(Saved data entries)

************

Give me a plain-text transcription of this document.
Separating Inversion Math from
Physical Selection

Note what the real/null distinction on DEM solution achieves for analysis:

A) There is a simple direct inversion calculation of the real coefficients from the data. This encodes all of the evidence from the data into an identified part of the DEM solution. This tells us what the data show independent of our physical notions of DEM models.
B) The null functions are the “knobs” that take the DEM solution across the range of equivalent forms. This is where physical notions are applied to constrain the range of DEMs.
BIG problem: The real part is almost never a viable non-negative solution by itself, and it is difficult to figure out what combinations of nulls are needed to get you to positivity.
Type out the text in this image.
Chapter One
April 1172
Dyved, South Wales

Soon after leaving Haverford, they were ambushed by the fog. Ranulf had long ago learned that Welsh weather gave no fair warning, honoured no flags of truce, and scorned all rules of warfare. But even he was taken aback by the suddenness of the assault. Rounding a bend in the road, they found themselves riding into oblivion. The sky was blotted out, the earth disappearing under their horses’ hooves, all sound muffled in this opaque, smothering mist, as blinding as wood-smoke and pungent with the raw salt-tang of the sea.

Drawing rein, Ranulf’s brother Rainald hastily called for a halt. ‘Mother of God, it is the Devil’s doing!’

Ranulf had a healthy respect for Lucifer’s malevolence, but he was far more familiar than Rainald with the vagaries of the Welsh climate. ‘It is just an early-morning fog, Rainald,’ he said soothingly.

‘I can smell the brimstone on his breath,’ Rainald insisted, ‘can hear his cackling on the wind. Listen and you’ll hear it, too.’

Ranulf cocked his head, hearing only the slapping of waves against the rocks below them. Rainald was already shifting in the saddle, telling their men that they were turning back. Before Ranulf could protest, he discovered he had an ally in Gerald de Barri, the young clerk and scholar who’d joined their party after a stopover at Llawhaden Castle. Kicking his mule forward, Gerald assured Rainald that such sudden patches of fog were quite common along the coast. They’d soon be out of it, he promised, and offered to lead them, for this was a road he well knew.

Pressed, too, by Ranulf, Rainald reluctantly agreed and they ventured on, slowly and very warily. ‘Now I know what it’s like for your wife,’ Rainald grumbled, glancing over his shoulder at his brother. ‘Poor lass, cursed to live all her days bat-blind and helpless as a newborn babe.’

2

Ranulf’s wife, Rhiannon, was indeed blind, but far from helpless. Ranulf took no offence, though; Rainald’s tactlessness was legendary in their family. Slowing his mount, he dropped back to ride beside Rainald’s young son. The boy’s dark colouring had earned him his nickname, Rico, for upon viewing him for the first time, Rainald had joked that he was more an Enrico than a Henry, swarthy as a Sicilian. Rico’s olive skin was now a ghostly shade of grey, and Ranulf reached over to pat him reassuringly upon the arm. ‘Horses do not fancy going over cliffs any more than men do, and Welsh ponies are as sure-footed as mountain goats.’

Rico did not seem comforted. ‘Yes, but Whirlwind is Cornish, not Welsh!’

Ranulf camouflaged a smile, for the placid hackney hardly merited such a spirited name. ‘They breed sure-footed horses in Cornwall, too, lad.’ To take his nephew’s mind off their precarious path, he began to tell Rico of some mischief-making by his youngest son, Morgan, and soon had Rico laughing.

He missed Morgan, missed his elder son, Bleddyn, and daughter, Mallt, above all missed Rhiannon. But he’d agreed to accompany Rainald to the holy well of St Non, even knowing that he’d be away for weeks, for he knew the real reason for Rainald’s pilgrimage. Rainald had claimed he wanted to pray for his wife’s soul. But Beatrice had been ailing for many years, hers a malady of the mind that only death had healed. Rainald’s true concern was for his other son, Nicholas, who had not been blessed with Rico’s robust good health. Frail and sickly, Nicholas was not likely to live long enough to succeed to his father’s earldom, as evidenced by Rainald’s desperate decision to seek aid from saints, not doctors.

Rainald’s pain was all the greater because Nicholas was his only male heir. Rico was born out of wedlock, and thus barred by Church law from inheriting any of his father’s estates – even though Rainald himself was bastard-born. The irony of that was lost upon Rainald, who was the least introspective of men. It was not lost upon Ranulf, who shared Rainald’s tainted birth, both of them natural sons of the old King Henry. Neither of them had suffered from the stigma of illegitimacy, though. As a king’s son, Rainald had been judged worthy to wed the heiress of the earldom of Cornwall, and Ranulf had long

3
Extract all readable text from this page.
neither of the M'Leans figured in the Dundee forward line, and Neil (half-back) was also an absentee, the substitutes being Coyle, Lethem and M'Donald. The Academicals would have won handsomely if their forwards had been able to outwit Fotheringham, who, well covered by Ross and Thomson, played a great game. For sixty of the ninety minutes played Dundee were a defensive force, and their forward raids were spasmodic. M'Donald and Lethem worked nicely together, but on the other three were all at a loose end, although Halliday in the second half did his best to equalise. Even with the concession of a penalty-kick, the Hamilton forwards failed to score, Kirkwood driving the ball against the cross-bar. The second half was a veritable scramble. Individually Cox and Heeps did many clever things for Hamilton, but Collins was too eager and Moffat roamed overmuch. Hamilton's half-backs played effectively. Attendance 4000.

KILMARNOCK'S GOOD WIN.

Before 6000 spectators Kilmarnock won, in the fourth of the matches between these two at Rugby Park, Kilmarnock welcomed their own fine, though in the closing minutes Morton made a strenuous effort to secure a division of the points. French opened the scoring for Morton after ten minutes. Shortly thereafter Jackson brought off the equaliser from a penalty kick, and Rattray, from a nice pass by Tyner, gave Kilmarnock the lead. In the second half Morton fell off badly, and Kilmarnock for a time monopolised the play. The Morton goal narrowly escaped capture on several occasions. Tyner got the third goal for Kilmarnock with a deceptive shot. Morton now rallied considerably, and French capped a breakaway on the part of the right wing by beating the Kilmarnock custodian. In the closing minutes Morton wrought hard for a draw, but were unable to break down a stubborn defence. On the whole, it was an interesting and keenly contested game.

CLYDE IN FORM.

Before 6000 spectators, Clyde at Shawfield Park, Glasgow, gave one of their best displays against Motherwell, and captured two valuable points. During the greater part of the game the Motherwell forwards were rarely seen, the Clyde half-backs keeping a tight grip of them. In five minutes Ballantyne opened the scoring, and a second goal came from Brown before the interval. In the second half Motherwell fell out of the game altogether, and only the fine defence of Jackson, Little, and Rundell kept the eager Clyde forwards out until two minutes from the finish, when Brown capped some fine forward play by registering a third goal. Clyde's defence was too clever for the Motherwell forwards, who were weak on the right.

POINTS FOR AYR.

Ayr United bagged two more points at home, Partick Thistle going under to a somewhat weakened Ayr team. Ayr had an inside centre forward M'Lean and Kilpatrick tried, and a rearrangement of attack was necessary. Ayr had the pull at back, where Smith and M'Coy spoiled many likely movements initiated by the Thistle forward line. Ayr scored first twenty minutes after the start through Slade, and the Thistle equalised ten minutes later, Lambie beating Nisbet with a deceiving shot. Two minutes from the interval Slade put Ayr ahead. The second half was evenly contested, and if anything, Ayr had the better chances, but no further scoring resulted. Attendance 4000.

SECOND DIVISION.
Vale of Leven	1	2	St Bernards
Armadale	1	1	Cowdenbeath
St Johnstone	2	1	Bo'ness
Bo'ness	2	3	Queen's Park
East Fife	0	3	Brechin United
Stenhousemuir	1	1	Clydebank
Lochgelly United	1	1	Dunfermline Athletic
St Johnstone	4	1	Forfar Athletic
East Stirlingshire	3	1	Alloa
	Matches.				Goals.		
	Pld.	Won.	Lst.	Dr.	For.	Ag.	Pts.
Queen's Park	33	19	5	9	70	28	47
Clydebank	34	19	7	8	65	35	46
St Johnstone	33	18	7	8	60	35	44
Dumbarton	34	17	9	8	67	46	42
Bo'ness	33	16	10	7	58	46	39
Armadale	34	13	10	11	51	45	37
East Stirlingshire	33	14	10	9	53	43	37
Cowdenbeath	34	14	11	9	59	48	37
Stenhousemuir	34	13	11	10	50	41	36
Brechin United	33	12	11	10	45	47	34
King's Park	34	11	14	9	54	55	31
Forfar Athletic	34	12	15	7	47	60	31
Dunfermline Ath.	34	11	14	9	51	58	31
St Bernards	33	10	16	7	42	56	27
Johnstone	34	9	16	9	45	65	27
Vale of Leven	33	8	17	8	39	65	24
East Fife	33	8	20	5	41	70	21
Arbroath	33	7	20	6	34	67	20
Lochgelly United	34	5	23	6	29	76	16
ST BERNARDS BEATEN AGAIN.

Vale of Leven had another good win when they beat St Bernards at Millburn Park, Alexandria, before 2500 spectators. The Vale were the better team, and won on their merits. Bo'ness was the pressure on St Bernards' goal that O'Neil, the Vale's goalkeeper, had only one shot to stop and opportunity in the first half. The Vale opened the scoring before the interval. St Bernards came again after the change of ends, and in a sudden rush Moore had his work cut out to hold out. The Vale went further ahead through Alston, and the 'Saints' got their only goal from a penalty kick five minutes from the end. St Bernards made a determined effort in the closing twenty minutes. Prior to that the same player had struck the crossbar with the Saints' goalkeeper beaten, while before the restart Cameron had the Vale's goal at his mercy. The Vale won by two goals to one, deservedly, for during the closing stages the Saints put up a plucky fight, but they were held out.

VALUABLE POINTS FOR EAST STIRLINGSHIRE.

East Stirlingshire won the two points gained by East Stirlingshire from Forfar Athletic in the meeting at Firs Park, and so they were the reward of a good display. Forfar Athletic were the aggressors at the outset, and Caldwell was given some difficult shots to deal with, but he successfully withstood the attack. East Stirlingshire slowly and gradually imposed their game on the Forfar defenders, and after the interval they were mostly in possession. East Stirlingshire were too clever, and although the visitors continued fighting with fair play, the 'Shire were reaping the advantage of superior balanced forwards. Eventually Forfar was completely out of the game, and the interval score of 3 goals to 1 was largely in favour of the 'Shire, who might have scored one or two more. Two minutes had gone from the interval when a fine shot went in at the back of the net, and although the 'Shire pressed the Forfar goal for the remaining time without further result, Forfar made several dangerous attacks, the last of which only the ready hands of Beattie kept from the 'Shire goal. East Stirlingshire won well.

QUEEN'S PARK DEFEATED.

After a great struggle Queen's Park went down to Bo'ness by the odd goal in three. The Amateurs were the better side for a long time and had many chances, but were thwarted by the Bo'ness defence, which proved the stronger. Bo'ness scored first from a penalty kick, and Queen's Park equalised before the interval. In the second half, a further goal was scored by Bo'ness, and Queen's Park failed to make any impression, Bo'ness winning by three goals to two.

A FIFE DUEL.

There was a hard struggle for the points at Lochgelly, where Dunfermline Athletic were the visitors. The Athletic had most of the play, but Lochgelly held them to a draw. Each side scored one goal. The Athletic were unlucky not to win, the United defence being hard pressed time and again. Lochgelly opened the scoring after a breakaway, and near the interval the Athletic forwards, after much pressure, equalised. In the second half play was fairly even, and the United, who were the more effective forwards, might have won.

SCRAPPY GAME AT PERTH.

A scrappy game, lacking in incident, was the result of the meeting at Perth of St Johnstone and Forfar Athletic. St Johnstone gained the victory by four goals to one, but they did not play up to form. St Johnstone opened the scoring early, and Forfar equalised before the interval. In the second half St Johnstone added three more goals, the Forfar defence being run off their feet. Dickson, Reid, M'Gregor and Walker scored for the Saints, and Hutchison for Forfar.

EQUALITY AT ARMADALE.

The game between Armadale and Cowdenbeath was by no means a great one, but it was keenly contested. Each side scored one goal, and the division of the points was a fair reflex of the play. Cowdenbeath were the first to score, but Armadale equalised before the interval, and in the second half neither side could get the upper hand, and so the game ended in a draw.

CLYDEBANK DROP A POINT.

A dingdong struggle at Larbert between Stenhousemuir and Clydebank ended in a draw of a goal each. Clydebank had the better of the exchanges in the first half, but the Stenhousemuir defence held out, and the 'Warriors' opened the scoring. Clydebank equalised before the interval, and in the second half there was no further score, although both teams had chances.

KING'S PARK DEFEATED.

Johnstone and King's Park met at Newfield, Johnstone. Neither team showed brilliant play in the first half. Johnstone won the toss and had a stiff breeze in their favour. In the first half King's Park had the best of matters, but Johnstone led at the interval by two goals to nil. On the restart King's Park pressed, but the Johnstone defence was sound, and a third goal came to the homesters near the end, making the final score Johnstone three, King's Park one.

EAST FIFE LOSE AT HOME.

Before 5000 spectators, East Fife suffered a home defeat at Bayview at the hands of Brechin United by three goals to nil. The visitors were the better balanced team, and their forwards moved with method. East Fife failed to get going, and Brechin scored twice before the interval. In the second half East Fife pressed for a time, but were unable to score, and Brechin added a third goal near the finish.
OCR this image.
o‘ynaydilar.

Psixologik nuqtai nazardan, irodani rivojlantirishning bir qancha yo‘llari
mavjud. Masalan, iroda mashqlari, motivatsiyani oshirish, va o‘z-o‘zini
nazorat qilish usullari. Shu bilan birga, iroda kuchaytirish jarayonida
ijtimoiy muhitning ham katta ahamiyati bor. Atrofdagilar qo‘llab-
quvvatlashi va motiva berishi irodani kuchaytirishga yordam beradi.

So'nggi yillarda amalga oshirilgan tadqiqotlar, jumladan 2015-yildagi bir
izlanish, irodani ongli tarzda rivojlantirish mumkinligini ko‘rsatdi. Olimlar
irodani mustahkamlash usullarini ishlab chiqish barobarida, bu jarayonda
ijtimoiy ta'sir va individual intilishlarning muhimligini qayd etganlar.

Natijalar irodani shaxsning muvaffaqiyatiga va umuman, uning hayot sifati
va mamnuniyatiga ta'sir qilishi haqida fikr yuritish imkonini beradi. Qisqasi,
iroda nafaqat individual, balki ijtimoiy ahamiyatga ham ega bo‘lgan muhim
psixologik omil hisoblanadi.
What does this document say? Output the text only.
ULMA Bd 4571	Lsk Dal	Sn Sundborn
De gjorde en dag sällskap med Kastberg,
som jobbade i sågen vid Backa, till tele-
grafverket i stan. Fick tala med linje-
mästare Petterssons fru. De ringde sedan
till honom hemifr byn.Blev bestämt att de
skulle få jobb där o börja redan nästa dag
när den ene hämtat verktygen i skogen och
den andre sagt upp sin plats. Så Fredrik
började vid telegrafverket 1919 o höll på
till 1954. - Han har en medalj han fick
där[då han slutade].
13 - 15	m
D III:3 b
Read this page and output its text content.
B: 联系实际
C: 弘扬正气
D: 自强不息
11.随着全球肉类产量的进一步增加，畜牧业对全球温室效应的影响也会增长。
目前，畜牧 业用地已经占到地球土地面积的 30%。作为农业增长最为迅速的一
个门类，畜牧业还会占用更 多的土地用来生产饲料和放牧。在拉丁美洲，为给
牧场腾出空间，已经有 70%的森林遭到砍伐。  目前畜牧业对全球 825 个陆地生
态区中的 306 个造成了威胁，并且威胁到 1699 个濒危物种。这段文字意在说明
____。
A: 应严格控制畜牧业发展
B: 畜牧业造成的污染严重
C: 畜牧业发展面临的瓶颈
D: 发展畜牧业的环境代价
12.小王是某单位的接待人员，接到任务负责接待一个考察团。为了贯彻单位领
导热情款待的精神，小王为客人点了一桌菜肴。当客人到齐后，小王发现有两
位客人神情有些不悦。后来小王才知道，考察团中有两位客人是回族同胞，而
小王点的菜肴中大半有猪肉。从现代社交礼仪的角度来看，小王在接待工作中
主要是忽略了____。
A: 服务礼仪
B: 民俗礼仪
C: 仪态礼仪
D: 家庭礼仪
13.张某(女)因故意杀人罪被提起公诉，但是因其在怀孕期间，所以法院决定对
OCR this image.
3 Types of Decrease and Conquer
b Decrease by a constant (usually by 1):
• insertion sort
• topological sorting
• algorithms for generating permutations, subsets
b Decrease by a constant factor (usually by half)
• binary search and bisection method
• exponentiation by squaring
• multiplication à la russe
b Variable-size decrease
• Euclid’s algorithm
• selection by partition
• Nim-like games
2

************

(EXERCISE PROMPT) What count of lines in the listing contain the word "DEFEATED"? Reply with the number only.

(ANSWER IN FULL) 2